-- DESCRIPTION OF THE TASK --
With the pictures omitted, write out the entries that follow exactly as they stand.

[Stored data]

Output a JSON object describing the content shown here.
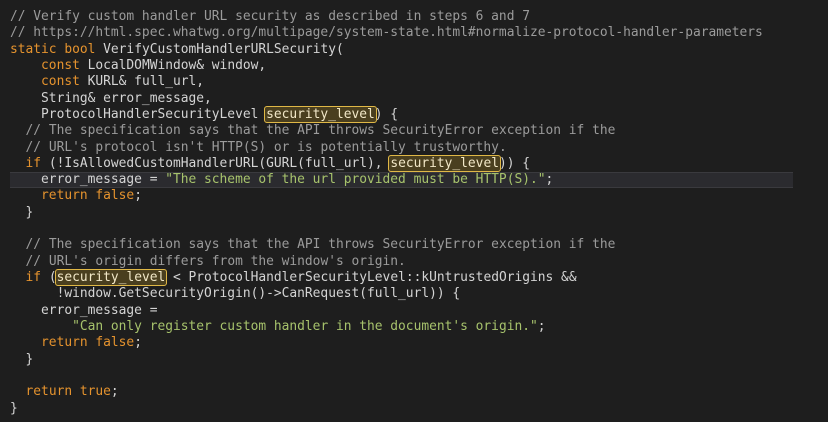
{
  "editor": {
    "highlight_term": "security_level",
    "current_line_index": 10,
    "colors": {
      "background": "#1e1e1e",
      "comment": "#9b9b9b",
      "keyword": "#e5932e",
      "string": "#a7c36c",
      "highlight_border": "#e0b846"
    },
    "lines": [
      [
        {
          "t": "c",
          "v": "// Verify custom handler URL security as described in steps 6 and 7"
        }
      ],
      [
        {
          "t": "c",
          "v": "// https://html.spec.whatwg.org/multipage/system-state.html#normalize-protocol-handler-parameters"
        }
      ],
      [
        {
          "t": "k",
          "v": "static"
        },
        {
          "t": "p",
          "v": " "
        },
        {
          "t": "k",
          "v": "bool"
        },
        {
          "t": "p",
          "v": " VerifyCustomHandlerURLSecurity("
        }
      ],
      [
        {
          "t": "p",
          "v": "    "
        },
        {
          "t": "k",
          "v": "const"
        },
        {
          "t": "p",
          "v": " LocalDOMWindow& window,"
        }
      ],
      [
        {
          "t": "p",
          "v": "    "
        },
        {
          "t": "k",
          "v": "const"
        },
        {
          "t": "p",
          "v": " KURL& full_url,"
        }
      ],
      [
        {
          "t": "p",
          "v": "    String& error_message,"
        }
      ],
      [
        {
          "t": "p",
          "v": "    ProtocolHandlerSecurityLevel "
        },
        {
          "t": "h",
          "v": "security_level"
        },
        {
          "t": "p",
          "v": ") {"
        }
      ],
      [
        {
          "t": "p",
          "v": "  "
        },
        {
          "t": "c",
          "v": "// The specification says that the API throws SecurityError exception if the"
        }
      ],
      [
        {
          "t": "p",
          "v": "  "
        },
        {
          "t": "c",
          "v": "// URL's protocol isn't HTTP(S) or is potentially trustworthy."
        }
      ],
      [
        {
          "t": "p",
          "v": "  "
        },
        {
          "t": "k",
          "v": "if"
        },
        {
          "t": "p",
          "v": " (!IsAllowedCustomHandlerURL(GURL(full_url), "
        },
        {
          "t": "h",
          "v": "security_level"
        },
        {
          "t": "p",
          "v": ")) {"
        }
      ],
      [
        {
          "t": "p",
          "v": "    error_message = "
        },
        {
          "t": "s",
          "v": "\"The scheme of the url provided must be HTTP(S).\""
        },
        {
          "t": "p",
          "v": ";"
        }
      ],
      [
        {
          "t": "p",
          "v": "    "
        },
        {
          "t": "k",
          "v": "return"
        },
        {
          "t": "p",
          "v": " "
        },
        {
          "t": "k",
          "v": "false"
        },
        {
          "t": "p",
          "v": ";"
        }
      ],
      [
        {
          "t": "p",
          "v": "  }"
        }
      ],
      [],
      [
        {
          "t": "p",
          "v": "  "
        },
        {
          "t": "c",
          "v": "// The specification says that the API throws SecurityError exception if the"
        }
      ],
      [
        {
          "t": "p",
          "v": "  "
        },
        {
          "t": "c",
          "v": "// URL's origin differs from the window's origin."
        }
      ],
      [
        {
          "t": "p",
          "v": "  "
        },
        {
          "t": "k",
          "v": "if"
        },
        {
          "t": "p",
          "v": " ("
        },
        {
          "t": "h",
          "v": "security_level"
        },
        {
          "t": "p",
          "v": " < ProtocolHandlerSecurityLevel::kUntrustedOrigins &&"
        }
      ],
      [
        {
          "t": "p",
          "v": "      !window.GetSecurityOrigin()->CanRequest(full_url)) {"
        }
      ],
      [
        {
          "t": "p",
          "v": "    error_message ="
        }
      ],
      [
        {
          "t": "p",
          "v": "        "
        },
        {
          "t": "s",
          "v": "\"Can only register custom handler in the document's origin.\""
        },
        {
          "t": "p",
          "v": ";"
        }
      ],
      [
        {
          "t": "p",
          "v": "    "
        },
        {
          "t": "k",
          "v": "return"
        },
        {
          "t": "p",
          "v": " "
        },
        {
          "t": "k",
          "v": "false"
        },
        {
          "t": "p",
          "v": ";"
        }
      ],
      [
        {
          "t": "p",
          "v": "  }"
        }
      ],
      [],
      [
        {
          "t": "p",
          "v": "  "
        },
        {
          "t": "k",
          "v": "return"
        },
        {
          "t": "p",
          "v": " "
        },
        {
          "t": "k",
          "v": "true"
        },
        {
          "t": "p",
          "v": ";"
        }
      ],
      [
        {
          "t": "p",
          "v": "}"
        }
      ]
    ]
  }
}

-- SOLUTION BELOW --
Output a JSON object describing the content shown here.
{
  "editor": {
    "highlight_term": "security_level",
    "current_line_index": 10,
    "colors": {
      "background": "#1e1e1e",
      "comment": "#9b9b9b",
      "keyword": "#e5932e",
      "string": "#a7c36c",
      "highlight_border": "#e0b846"
    },
    "lines": [
      [
        {
          "t": "c",
          "v": "// Verify custom handler URL security as described in steps 6 and 7"
        }
      ],
      [
        {
          "t": "c",
          "v": "// https://html.spec.whatwg.org/multipage/system-state.html#normalize-protocol-handler-parameters"
        }
      ],
      [
        {
          "t": "k",
          "v": "static"
        },
        {
          "t": "p",
          "v": " "
        },
        {
          "t": "k",
          "v": "bool"
        },
        {
          "t": "p",
          "v": " VerifyCustomHandlerURLSecurity("
        }
      ],
      [
        {
          "t": "p",
          "v": "    "
        },
        {
          "t": "k",
          "v": "const"
        },
        {
          "t": "p",
          "v": " LocalDOMWindow& window,"
        }
      ],
      [
        {
          "t": "p",
          "v": "    "
        },
        {
          "t": "k",
          "v": "const"
        },
        {
          "t": "p",
          "v": " KURL& full_url,"
        }
      ],
      [
        {
          "t": "p",
          "v": "    String& error_message,"
        }
      ],
      [
        {
          "t": "p",
          "v": "    ProtocolHandlerSecurityLevel "
        },
        {
          "t": "h",
          "v": "security_level"
        },
        {
          "t": "p",
          "v": ") {"
        }
      ],
      [
        {
          "t": "p",
          "v": "  "
        },
        {
          "t": "c",
          "v": "// The specification says that the API throws SecurityError exception if the"
        }
      ],
      [
        {
          "t": "p",
          "v": "  "
        },
        {
          "t": "c",
          "v": "// URL's protocol isn't HTTP(S) or is potentially trustworthy."
        }
      ],
      [
        {
          "t": "p",
          "v": "  "
        },
        {
          "t": "k",
          "v": "if"
        },
        {
          "t": "p",
          "v": " (!IsAllowedCustomHandlerURL(GURL(full_url), "
        },
        {
          "t": "h",
          "v": "security_level"
        },
        {
          "t": "p",
          "v": ")) {"
        }
      ],
      [
        {
          "t": "p",
          "v": "    error_message = "
        },
        {
          "t": "s",
          "v": "\"The scheme of the url provided must be HTTP(S).\""
        },
        {
          "t": "p",
          "v": ";"
        }
      ],
      [
        {
          "t": "p",
          "v": "    "
        },
        {
          "t": "k",
          "v": "return"
        },
        {
          "t": "p",
          "v": " "
        },
        {
          "t": "k",
          "v": "false"
        },
        {
          "t": "p",
          "v": ";"
        }
      ],
      [
        {
          "t": "p",
          "v": "  }"
        }
      ],
      [],
      [
        {
          "t": "p",
          "v": "  "
        },
        {
          "t": "c",
          "v": "// The specification says that the API throws SecurityError exception if the"
        }
      ],
      [
        {
          "t": "p",
          "v": "  "
        },
        {
          "t": "c",
          "v": "// URL's origin differs from the window's origin."
        }
      ],
      [
        {
          "t": "p",
          "v": "  "
        },
        {
          "t": "k",
          "v": "if"
        },
        {
          "t": "p",
          "v": " ("
        },
        {
          "t": "h",
          "v": "security_level"
        },
        {
          "t": "p",
          "v": " < ProtocolHandlerSecurityLevel::kUntrustedOrigins &&"
        }
      ],
      [
        {
          "t": "p",
          "v": "      !window.GetSecurityOrigin()->CanRequest(full_url)) {"
        }
      ],
      [
        {
          "t": "p",
          "v": "    error_message ="
        }
      ],
      [
        {
          "t": "p",
          "v": "        "
        },
        {
          "t": "s",
          "v": "\"Can only register custom handler in the document's origin.\""
        },
        {
          "t": "p",
          "v": ";"
        }
      ],
      [
        {
          "t": "p",
          "v": "    "
        },
        {
          "t": "k",
          "v": "return"
        },
        {
          "t": "p",
          "v": " "
        },
        {
          "t": "k",
          "v": "false"
        },
        {
          "t": "p",
          "v": ";"
        }
      ],
      [
        {
          "t": "p",
          "v": "  }"
        }
      ],
      [],
      [
        {
          "t": "p",
          "v": "  "
        },
        {
          "t": "k",
          "v": "return"
        },
        {
          "t": "p",
          "v": " "
        },
        {
          "t": "k",
          "v": "true"
        },
        {
          "t": "p",
          "v": ";"
        }
      ],
      [
        {
          "t": "p",
          "v": "}"
        }
      ]
    ]
  }
}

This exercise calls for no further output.